Extracted records:

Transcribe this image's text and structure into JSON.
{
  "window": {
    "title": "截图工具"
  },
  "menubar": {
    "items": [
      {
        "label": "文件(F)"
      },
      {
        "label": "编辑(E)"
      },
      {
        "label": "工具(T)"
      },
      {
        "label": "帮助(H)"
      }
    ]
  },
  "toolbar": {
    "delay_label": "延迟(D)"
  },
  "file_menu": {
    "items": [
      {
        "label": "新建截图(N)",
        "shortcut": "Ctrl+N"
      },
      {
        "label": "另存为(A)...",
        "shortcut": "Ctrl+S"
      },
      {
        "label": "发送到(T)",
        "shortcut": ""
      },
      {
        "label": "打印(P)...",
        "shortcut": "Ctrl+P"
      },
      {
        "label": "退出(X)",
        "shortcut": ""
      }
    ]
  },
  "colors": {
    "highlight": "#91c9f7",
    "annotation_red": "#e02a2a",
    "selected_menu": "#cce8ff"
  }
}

__Written request__
All of the material above needs to be copied exactly.

__Complete output__
Transcribe this image's text and structure into JSON.
{
  "window": {
    "title": "截图工具"
  },
  "menubar": {
    "items": [
      {
        "label": "文件(F)"
      },
      {
        "label": "编辑(E)"
      },
      {
        "label": "工具(T)"
      },
      {
        "label": "帮助(H)"
      }
    ]
  },
  "toolbar": {
    "delay_label": "延迟(D)"
  },
  "file_menu": {
    "items": [
      {
        "label": "新建截图(N)",
        "shortcut": "Ctrl+N"
      },
      {
        "label": "另存为(A)...",
        "shortcut": "Ctrl+S"
      },
      {
        "label": "发送到(T)",
        "shortcut": ""
      },
      {
        "label": "打印(P)...",
        "shortcut": "Ctrl+P"
      },
      {
        "label": "退出(X)",
        "shortcut": ""
      }
    ]
  },
  "colors": {
    "highlight": "#91c9f7",
    "annotation_red": "#e02a2a",
    "selected_menu": "#cce8ff"
  }
}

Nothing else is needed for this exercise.